§ **Exercise**
Every record below should be printed exactly as it appears.

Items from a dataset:
━━━━
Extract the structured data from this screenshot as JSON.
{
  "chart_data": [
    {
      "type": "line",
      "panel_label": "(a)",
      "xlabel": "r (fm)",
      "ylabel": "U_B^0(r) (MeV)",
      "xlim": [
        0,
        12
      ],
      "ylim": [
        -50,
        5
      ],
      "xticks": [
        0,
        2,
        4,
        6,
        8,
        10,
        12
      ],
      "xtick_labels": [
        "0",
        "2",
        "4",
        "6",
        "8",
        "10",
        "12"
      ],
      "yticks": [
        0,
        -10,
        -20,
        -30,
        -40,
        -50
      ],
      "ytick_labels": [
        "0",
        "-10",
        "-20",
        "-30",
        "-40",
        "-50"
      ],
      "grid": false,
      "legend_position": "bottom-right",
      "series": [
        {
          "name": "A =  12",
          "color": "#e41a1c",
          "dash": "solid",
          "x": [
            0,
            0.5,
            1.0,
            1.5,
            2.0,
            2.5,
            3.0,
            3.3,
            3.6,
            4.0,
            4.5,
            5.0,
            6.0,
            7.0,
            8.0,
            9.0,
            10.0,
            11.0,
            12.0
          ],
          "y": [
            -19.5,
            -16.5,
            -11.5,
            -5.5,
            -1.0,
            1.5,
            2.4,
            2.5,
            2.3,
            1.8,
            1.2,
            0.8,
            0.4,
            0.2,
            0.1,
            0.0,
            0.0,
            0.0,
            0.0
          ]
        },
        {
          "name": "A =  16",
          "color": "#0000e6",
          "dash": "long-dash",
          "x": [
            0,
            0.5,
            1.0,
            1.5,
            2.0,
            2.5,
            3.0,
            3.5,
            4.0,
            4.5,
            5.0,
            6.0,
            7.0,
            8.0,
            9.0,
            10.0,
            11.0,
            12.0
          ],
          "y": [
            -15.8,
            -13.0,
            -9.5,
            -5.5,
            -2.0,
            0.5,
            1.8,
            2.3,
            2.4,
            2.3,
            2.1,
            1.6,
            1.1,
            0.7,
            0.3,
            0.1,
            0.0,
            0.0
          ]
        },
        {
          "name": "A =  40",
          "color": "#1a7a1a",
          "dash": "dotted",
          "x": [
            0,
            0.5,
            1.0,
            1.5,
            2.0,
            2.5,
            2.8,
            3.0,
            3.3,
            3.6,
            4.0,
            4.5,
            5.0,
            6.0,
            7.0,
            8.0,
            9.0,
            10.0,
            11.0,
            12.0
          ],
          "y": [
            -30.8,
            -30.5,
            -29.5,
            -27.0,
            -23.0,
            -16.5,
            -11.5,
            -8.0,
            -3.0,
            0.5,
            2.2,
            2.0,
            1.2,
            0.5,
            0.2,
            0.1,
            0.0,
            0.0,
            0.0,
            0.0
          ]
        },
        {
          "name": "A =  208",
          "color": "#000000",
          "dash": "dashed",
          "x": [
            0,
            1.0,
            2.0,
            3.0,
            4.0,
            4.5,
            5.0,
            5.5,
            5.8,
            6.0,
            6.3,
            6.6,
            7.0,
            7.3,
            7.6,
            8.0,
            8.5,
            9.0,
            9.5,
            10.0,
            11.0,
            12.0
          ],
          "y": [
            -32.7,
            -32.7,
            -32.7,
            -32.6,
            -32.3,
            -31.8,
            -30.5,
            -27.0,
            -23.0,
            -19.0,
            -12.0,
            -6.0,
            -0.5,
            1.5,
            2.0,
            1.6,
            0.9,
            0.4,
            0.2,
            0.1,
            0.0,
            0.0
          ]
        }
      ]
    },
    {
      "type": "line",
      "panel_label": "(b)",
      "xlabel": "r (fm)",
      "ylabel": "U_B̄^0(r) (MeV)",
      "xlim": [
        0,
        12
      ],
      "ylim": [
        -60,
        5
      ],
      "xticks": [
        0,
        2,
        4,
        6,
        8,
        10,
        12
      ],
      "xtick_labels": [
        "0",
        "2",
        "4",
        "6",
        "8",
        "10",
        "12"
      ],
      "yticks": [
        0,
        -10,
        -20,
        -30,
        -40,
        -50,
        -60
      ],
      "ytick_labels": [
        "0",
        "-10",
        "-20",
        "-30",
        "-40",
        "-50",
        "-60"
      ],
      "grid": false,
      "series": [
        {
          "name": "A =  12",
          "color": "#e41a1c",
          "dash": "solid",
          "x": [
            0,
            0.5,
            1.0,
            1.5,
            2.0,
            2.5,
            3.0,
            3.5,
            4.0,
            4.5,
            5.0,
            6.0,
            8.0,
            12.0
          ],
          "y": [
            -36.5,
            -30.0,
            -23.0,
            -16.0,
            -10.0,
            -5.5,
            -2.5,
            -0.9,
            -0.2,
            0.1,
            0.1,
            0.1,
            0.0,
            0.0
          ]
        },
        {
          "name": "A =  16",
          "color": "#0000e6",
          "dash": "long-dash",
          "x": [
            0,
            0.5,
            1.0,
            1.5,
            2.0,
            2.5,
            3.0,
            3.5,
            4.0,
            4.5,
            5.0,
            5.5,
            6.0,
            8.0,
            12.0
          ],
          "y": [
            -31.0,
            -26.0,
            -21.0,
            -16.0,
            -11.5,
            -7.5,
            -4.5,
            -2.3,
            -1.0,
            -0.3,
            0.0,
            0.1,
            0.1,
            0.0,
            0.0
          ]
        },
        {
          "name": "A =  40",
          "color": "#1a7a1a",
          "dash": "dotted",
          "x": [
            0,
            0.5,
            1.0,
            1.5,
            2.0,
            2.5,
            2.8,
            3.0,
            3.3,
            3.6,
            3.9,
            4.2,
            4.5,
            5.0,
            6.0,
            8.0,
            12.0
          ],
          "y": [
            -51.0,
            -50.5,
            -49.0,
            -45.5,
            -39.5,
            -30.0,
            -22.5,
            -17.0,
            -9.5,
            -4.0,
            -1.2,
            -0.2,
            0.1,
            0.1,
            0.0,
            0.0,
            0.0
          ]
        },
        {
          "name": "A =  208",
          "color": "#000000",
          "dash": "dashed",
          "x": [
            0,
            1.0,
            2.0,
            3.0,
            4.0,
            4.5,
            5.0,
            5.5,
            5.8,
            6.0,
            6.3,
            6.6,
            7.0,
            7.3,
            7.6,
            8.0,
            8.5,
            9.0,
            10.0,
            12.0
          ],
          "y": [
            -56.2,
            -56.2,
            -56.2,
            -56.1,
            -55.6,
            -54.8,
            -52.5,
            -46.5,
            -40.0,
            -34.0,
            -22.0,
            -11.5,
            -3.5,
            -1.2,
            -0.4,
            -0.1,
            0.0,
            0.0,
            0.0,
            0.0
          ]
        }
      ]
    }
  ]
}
━━━━
§ **Response for this exercise**
Extract the structured data from this screenshot as JSON.
{
  "chart_data": [
    {
      "type": "line",
      "panel_label": "(a)",
      "xlabel": "r (fm)",
      "ylabel": "U_B^0(r) (MeV)",
      "xlim": [
        0,
        12
      ],
      "ylim": [
        -50,
        5
      ],
      "xticks": [
        0,
        2,
        4,
        6,
        8,
        10,
        12
      ],
      "xtick_labels": [
        "0",
        "2",
        "4",
        "6",
        "8",
        "10",
        "12"
      ],
      "yticks": [
        0,
        -10,
        -20,
        -30,
        -40,
        -50
      ],
      "ytick_labels": [
        "0",
        "-10",
        "-20",
        "-30",
        "-40",
        "-50"
      ],
      "grid": false,
      "legend_position": "bottom-right",
      "series": [
        {
          "name": "A =  12",
          "color": "#e41a1c",
          "dash": "solid",
          "x": [
            0,
            0.5,
            1.0,
            1.5,
            2.0,
            2.5,
            3.0,
            3.3,
            3.6,
            4.0,
            4.5,
            5.0,
            6.0,
            7.0,
            8.0,
            9.0,
            10.0,
            11.0,
            12.0
          ],
          "y": [
            -19.5,
            -16.5,
            -11.5,
            -5.5,
            -1.0,
            1.5,
            2.4,
            2.5,
            2.3,
            1.8,
            1.2,
            0.8,
            0.4,
            0.2,
            0.1,
            0.0,
            0.0,
            0.0,
            0.0
          ]
        },
        {
          "name": "A =  16",
          "color": "#0000e6",
          "dash": "long-dash",
          "x": [
            0,
            0.5,
            1.0,
            1.5,
            2.0,
            2.5,
            3.0,
            3.5,
            4.0,
            4.5,
            5.0,
            6.0,
            7.0,
            8.0,
            9.0,
            10.0,
            11.0,
            12.0
          ],
          "y": [
            -15.8,
            -13.0,
            -9.5,
            -5.5,
            -2.0,
            0.5,
            1.8,
            2.3,
            2.4,
            2.3,
            2.1,
            1.6,
            1.1,
            0.7,
            0.3,
            0.1,
            0.0,
            0.0
          ]
        },
        {
          "name": "A =  40",
          "color": "#1a7a1a",
          "dash": "dotted",
          "x": [
            0,
            0.5,
            1.0,
            1.5,
            2.0,
            2.5,
            2.8,
            3.0,
            3.3,
            3.6,
            4.0,
            4.5,
            5.0,
            6.0,
            7.0,
            8.0,
            9.0,
            10.0,
            11.0,
            12.0
          ],
          "y": [
            -30.8,
            -30.5,
            -29.5,
            -27.0,
            -23.0,
            -16.5,
            -11.5,
            -8.0,
            -3.0,
            0.5,
            2.2,
            2.0,
            1.2,
            0.5,
            0.2,
            0.1,
            0.0,
            0.0,
            0.0,
            0.0
          ]
        },
        {
          "name": "A =  208",
          "color": "#000000",
          "dash": "dashed",
          "x": [
            0,
            1.0,
            2.0,
            3.0,
            4.0,
            4.5,
            5.0,
            5.5,
            5.8,
            6.0,
            6.3,
            6.6,
            7.0,
            7.3,
            7.6,
            8.0,
            8.5,
            9.0,
            9.5,
            10.0,
            11.0,
            12.0
          ],
          "y": [
            -32.7,
            -32.7,
            -32.7,
            -32.6,
            -32.3,
            -31.8,
            -30.5,
            -27.0,
            -23.0,
            -19.0,
            -12.0,
            -6.0,
            -0.5,
            1.5,
            2.0,
            1.6,
            0.9,
            0.4,
            0.2,
            0.1,
            0.0,
            0.0
          ]
        }
      ]
    },
    {
      "type": "line",
      "panel_label": "(b)",
      "xlabel": "r (fm)",
      "ylabel": "U_B̄^0(r) (MeV)",
      "xlim": [
        0,
        12
      ],
      "ylim": [
        -60,
        5
      ],
      "xticks": [
        0,
        2,
        4,
        6,
        8,
        10,
        12
      ],
      "xtick_labels": [
        "0",
        "2",
        "4",
        "6",
        "8",
        "10",
        "12"
      ],
      "yticks": [
        0,
        -10,
        -20,
        -30,
        -40,
        -50,
        -60
      ],
      "ytick_labels": [
        "0",
        "-10",
        "-20",
        "-30",
        "-40",
        "-50",
        "-60"
      ],
      "grid": false,
      "series": [
        {
          "name": "A =  12",
          "color": "#e41a1c",
          "dash": "solid",
          "x": [
            0,
            0.5,
            1.0,
            1.5,
            2.0,
            2.5,
            3.0,
            3.5,
            4.0,
            4.5,
            5.0,
            6.0,
            8.0,
            12.0
          ],
          "y": [
            -36.5,
            -30.0,
            -23.0,
            -16.0,
            -10.0,
            -5.5,
            -2.5,
            -0.9,
            -0.2,
            0.1,
            0.1,
            0.1,
            0.0,
            0.0
          ]
        },
        {
          "name": "A =  16",
          "color": "#0000e6",
          "dash": "long-dash",
          "x": [
            0,
            0.5,
            1.0,
            1.5,
            2.0,
            2.5,
            3.0,
            3.5,
            4.0,
            4.5,
            5.0,
            5.5,
            6.0,
            8.0,
            12.0
          ],
          "y": [
            -31.0,
            -26.0,
            -21.0,
            -16.0,
            -11.5,
            -7.5,
            -4.5,
            -2.3,
            -1.0,
            -0.3,
            0.0,
            0.1,
            0.1,
            0.0,
            0.0
          ]
        },
        {
          "name": "A =  40",
          "color": "#1a7a1a",
          "dash": "dotted",
          "x": [
            0,
            0.5,
            1.0,
            1.5,
            2.0,
            2.5,
            2.8,
            3.0,
            3.3,
            3.6,
            3.9,
            4.2,
            4.5,
            5.0,
            6.0,
            8.0,
            12.0
          ],
          "y": [
            -51.0,
            -50.5,
            -49.0,
            -45.5,
            -39.5,
            -30.0,
            -22.5,
            -17.0,
            -9.5,
            -4.0,
            -1.2,
            -0.2,
            0.1,
            0.1,
            0.0,
            0.0,
            0.0
          ]
        },
        {
          "name": "A =  208",
          "color": "#000000",
          "dash": "dashed",
          "x": [
            0,
            1.0,
            2.0,
            3.0,
            4.0,
            4.5,
            5.0,
            5.5,
            5.8,
            6.0,
            6.3,
            6.6,
            7.0,
            7.3,
            7.6,
            8.0,
            8.5,
            9.0,
            10.0,
            12.0
          ],
          "y": [
            -56.2,
            -56.2,
            -56.2,
            -56.1,
            -55.6,
            -54.8,
            -52.5,
            -46.5,
            -40.0,
            -34.0,
            -22.0,
            -11.5,
            -3.5,
            -1.2,
            -0.4,
            -0.1,
            0.0,
            0.0,
            0.0,
            0.0
          ]
        }
      ]
    }
  ]
}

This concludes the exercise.